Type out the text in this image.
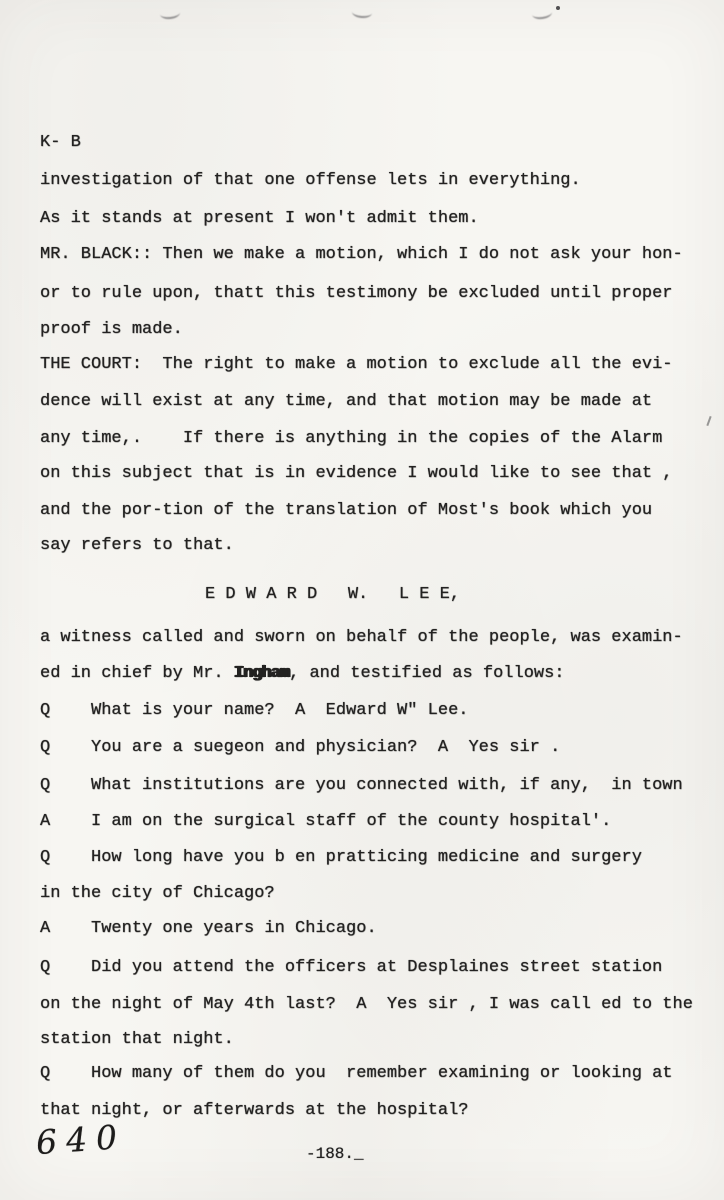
K- B
investigation of that one offense lets in everything.
As it stands at present I won't admit them.
MR. BLACK:: Then we make a motion, which I do not ask your hon-
or to rule upon, thatt this testimony be excluded until proper
proof is made.
THE COURT:  The right to make a motion to exclude all the evi-
dence will exist at any time, and that motion may be made at
any time,.    If there is anything in the copies of the Alarm
on this subject that is in evidence I would like to see that ,
and the por-tion of the translation of Most's book which you
say refers to that.
E D W A R D   W.   L E E,
a witness called and sworn on behalf of the people, was examin-
ed in chief by Mr. Ingham, and testified as follows:
Q    What is your name?  A  Edward W" Lee.
Q    You are a suegeon and physician?  A  Yes sir .
Q    What institutions are you connected with, if any,  in town
A    I am on the surgical staff of the county hospital'.
Q    How long have you b en pratticing medicine and surgery
in the city of Chicago?
A    Twenty one years in Chicago.
Q    Did you attend the officers at Desplaines street station
on the night of May 4th last?  A  Yes sir , I was call ed to the
station that night.
Q    How many of them do you  remember examining or looking at
that night, or afterwards at the hospital?
640	-188._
● ● ● ● ● ● ●
=== What you will do ===
Reproduce the entries above without change, omitting all pictures.

=== Response to the task ===
Type out the text in this image.
K- B
investigation of that one offense lets in everything.
As it stands at present I won't admit them.
MR. BLACK:: Then we make a motion, which I do not ask your hon-
or to rule upon, thatt this testimony be excluded until proper
proof is made.
THE COURT:  The right to make a motion to exclude all the evi-
dence will exist at any time, and that motion may be made at
any time,.    If there is anything in the copies of the Alarm
on this subject that is in evidence I would like to see that ,
and the por-tion of the translation of Most's book which you
say refers to that.
E D W A R D   W.   L E E,
a witness called and sworn on behalf of the people, was examin-
ed in chief by Mr. Ingham, and testified as follows:
Q    What is your name?  A  Edward W" Lee.
Q    You are a suegeon and physician?  A  Yes sir .
Q    What institutions are you connected with, if any,  in town
A    I am on the surgical staff of the county hospital'.
Q    How long have you b en pratticing medicine and surgery
in the city of Chicago?
A    Twenty one years in Chicago.
Q    Did you attend the officers at Desplaines street station
on the night of May 4th last?  A  Yes sir , I was call ed to the
station that night.
Q    How many of them do you  remember examining or looking at
that night, or afterwards at the hospital?
640	-188._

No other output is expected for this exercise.